**Extracted records:**
BEGIN
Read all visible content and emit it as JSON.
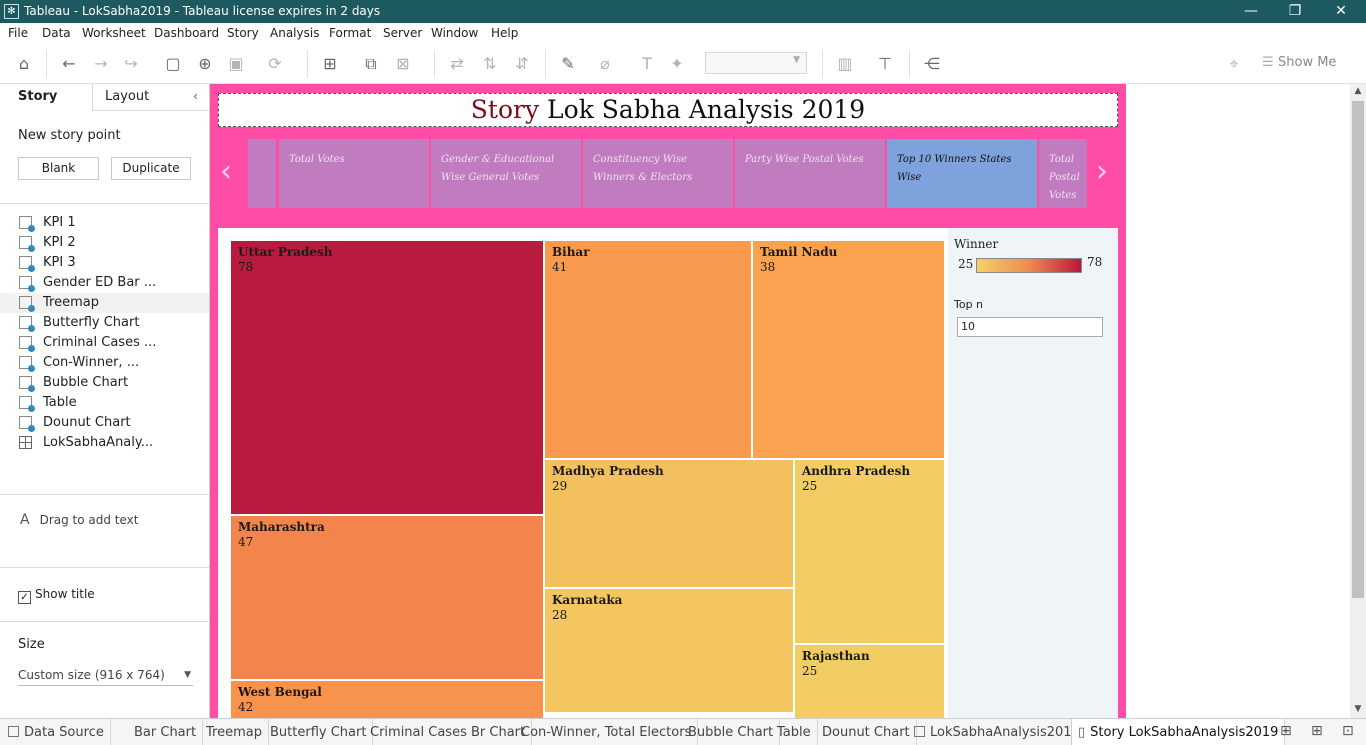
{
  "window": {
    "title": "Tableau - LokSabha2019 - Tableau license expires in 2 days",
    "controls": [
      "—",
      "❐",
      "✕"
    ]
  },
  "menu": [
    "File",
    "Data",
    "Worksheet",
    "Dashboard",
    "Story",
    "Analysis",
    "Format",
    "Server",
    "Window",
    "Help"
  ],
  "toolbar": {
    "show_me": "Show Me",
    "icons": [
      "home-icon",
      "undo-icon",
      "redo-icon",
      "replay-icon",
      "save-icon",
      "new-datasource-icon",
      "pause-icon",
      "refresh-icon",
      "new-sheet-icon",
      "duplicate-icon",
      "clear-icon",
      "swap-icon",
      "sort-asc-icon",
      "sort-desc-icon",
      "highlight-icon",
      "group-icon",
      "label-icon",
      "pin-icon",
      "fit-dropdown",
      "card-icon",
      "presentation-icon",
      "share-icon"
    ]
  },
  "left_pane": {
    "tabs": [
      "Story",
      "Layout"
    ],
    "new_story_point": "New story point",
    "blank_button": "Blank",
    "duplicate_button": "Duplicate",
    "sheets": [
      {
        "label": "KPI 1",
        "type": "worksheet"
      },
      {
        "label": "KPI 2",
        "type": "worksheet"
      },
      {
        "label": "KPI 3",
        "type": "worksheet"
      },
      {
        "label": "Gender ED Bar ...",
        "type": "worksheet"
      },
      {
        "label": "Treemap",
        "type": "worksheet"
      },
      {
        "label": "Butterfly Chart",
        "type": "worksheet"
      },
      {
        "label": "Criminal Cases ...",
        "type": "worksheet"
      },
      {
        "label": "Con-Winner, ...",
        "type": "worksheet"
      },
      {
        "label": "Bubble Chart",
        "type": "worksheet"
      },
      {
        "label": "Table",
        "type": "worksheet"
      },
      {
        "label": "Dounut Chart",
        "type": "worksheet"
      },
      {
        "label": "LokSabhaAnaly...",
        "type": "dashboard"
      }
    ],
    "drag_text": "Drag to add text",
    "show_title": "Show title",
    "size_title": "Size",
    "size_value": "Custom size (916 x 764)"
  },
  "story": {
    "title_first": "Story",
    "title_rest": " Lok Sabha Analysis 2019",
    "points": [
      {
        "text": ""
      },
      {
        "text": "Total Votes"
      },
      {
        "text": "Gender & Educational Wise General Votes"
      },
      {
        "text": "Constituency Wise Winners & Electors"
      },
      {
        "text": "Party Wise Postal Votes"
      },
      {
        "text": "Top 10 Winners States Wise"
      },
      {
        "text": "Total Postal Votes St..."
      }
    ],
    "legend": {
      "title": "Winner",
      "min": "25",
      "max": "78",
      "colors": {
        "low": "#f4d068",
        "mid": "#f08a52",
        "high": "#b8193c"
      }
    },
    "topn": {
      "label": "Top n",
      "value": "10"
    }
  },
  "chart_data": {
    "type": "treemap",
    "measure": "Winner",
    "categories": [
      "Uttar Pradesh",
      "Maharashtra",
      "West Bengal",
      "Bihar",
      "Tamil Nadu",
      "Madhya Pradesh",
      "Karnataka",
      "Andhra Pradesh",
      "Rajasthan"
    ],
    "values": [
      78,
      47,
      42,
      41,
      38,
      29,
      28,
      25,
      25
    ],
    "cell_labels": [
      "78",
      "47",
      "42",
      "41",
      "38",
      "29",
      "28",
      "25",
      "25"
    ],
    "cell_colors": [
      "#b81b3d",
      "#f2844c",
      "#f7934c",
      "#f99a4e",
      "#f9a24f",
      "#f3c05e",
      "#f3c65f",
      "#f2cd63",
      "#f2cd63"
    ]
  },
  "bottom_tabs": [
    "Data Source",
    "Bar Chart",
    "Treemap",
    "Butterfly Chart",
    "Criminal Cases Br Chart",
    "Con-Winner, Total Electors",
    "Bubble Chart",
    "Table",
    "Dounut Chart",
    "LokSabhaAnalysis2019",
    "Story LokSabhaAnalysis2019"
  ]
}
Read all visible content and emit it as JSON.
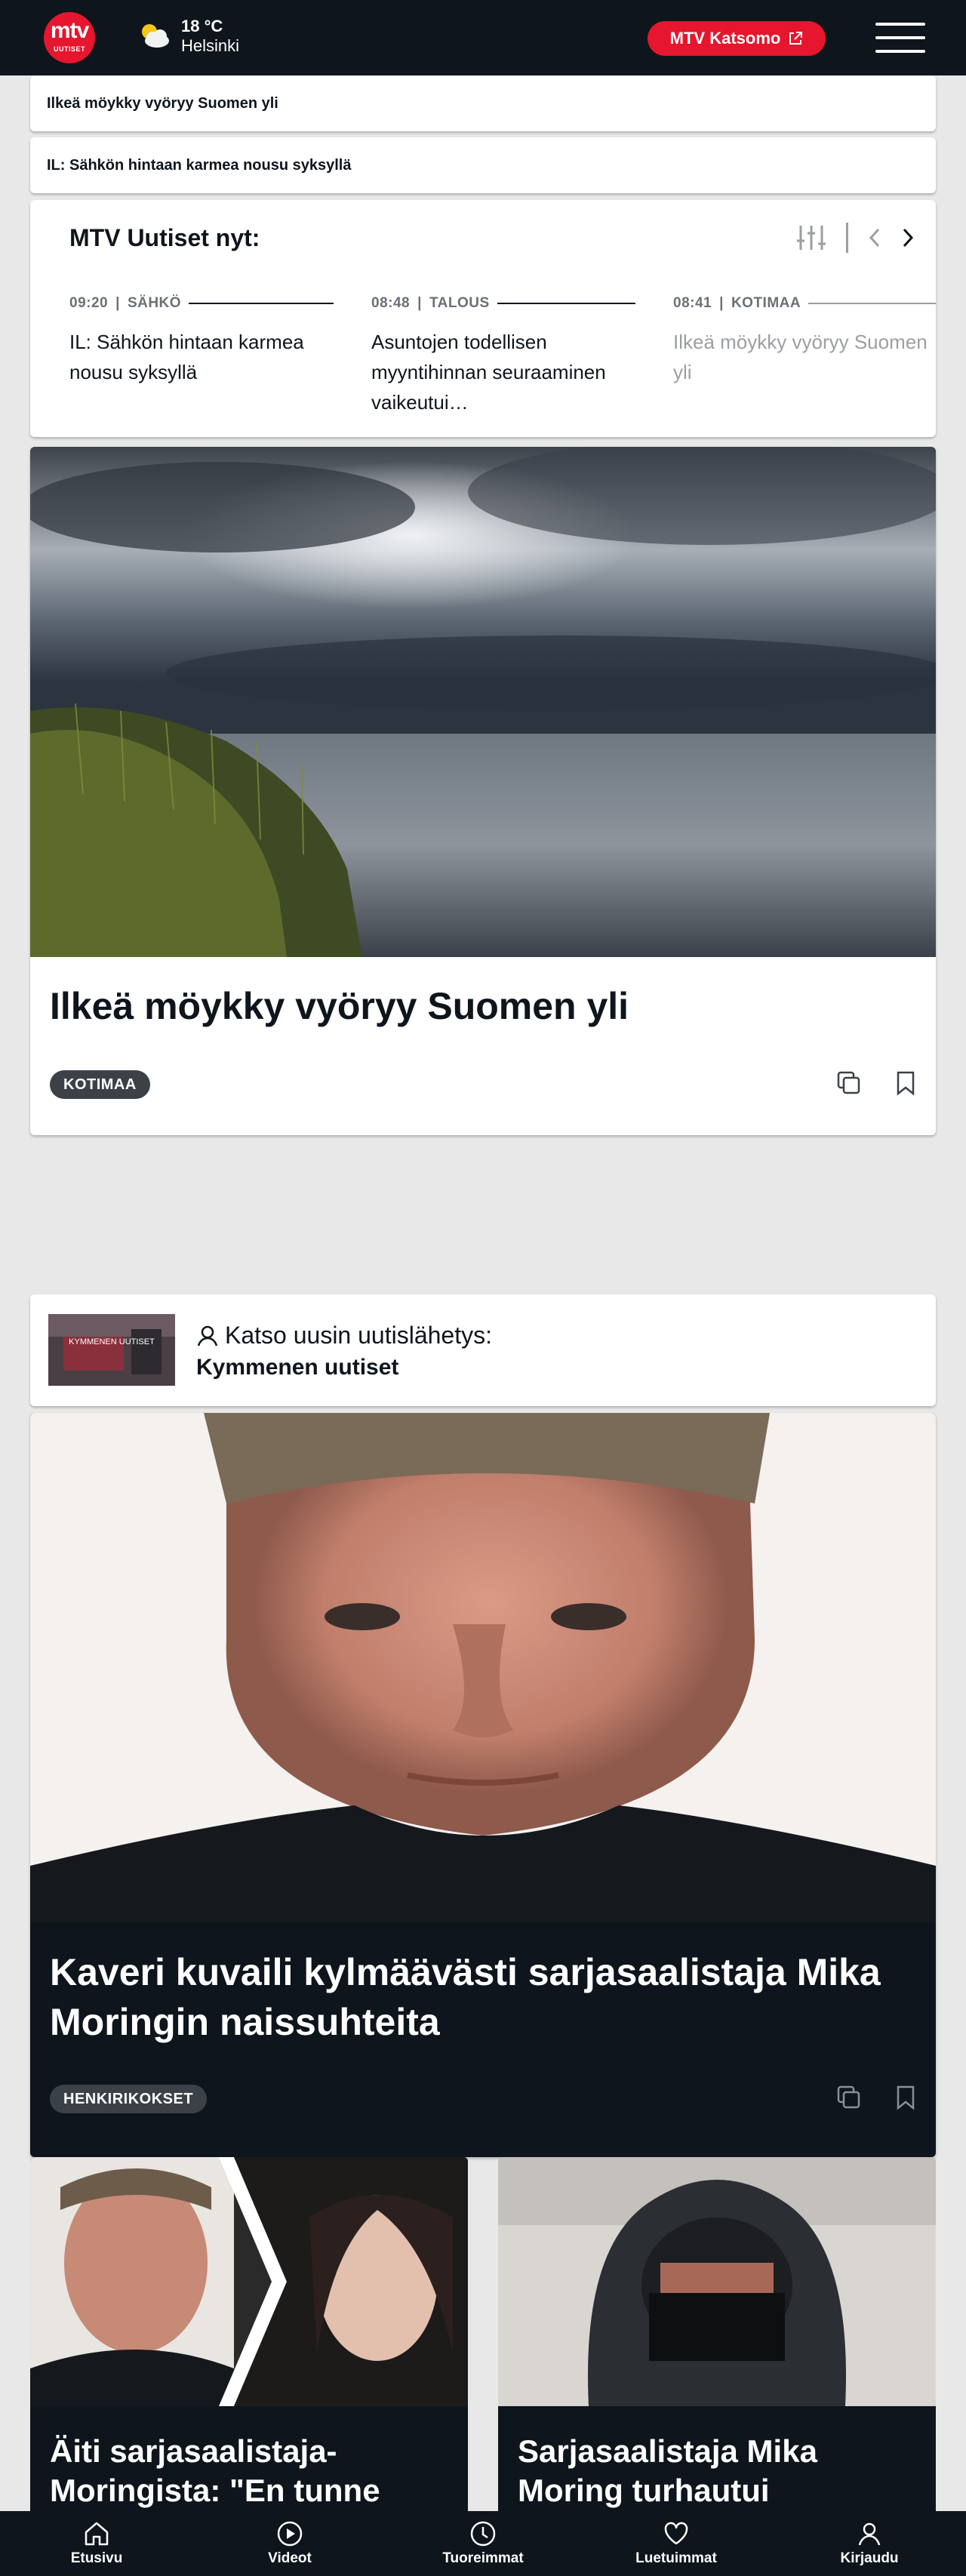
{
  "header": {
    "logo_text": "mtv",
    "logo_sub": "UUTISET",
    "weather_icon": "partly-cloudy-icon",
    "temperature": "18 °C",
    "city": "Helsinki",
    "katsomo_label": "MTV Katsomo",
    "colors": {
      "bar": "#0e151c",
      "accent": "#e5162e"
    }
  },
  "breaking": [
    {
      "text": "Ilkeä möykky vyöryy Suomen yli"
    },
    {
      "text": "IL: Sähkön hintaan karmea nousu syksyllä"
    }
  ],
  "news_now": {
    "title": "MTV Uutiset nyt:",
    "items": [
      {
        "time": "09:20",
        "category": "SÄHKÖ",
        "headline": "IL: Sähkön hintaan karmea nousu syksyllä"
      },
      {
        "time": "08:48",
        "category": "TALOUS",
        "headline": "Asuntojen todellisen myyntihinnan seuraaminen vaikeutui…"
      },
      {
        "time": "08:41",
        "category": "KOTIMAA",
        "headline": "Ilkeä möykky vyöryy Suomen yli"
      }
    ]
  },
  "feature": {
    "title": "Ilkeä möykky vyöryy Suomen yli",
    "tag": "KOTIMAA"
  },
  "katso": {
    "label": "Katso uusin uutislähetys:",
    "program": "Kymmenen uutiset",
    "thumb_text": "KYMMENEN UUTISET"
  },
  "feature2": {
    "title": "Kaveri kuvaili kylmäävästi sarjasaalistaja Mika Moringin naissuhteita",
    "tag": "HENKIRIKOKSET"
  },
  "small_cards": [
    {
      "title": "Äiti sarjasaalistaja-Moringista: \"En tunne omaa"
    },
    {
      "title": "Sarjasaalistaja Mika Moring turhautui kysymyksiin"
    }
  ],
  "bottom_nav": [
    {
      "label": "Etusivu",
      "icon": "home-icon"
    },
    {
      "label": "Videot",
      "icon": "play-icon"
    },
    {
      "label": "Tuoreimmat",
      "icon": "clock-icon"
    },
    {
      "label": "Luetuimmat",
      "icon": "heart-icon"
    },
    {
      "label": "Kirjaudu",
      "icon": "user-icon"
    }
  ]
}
END
BEGIN
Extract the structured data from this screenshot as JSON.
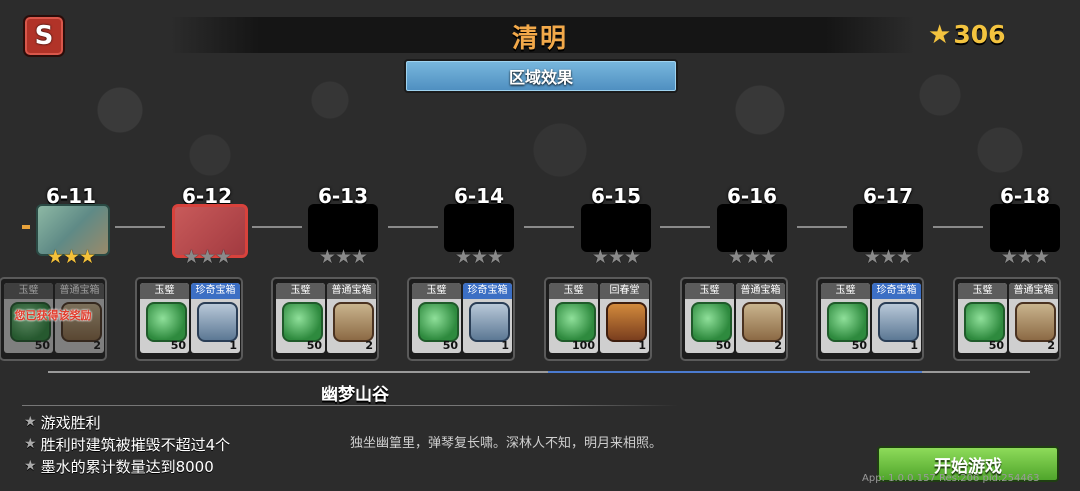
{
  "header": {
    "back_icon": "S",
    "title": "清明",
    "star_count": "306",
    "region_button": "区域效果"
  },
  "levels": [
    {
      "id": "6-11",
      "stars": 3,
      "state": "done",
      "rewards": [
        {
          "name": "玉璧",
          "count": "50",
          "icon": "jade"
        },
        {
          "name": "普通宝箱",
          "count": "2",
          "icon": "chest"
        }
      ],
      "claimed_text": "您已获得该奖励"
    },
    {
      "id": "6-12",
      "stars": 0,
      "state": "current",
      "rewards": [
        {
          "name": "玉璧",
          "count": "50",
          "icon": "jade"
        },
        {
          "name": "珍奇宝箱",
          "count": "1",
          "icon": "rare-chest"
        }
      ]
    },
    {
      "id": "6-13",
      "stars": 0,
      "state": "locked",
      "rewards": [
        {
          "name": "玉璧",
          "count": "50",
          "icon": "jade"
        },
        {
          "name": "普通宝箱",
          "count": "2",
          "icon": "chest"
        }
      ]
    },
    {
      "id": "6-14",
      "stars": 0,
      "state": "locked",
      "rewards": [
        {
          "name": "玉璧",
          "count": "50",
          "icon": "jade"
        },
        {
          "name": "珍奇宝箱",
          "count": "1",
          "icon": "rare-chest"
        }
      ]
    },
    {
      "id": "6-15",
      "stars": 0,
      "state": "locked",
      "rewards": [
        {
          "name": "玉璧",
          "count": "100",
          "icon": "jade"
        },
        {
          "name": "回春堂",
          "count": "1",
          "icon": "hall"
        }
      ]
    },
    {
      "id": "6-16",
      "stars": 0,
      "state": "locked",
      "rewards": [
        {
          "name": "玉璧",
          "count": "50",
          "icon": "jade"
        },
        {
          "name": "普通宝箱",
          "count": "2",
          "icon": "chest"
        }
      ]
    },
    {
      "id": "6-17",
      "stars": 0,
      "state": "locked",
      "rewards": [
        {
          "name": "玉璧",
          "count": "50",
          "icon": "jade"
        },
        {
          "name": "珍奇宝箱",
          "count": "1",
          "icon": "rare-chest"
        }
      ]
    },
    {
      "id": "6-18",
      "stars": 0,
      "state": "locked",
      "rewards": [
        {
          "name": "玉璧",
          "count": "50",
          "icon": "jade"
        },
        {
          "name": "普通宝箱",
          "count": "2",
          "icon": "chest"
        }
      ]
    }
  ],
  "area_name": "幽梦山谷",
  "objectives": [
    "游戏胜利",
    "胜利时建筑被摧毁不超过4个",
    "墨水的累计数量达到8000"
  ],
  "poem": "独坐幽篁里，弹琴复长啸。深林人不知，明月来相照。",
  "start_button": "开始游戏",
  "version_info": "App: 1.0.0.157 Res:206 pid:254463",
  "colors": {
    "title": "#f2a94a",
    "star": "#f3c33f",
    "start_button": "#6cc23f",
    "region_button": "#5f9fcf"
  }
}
END
Go through the records and pull out each line that includes the word "headline".

        "headline": "IL: Sähkön hintaan karmea nousu syksyllä"
        "headline": "Asuntojen todellisen myyntihinnan seuraaminen vaikeutui…"
        "headline": "Ilkeä möykky vyöryy Suomen yli"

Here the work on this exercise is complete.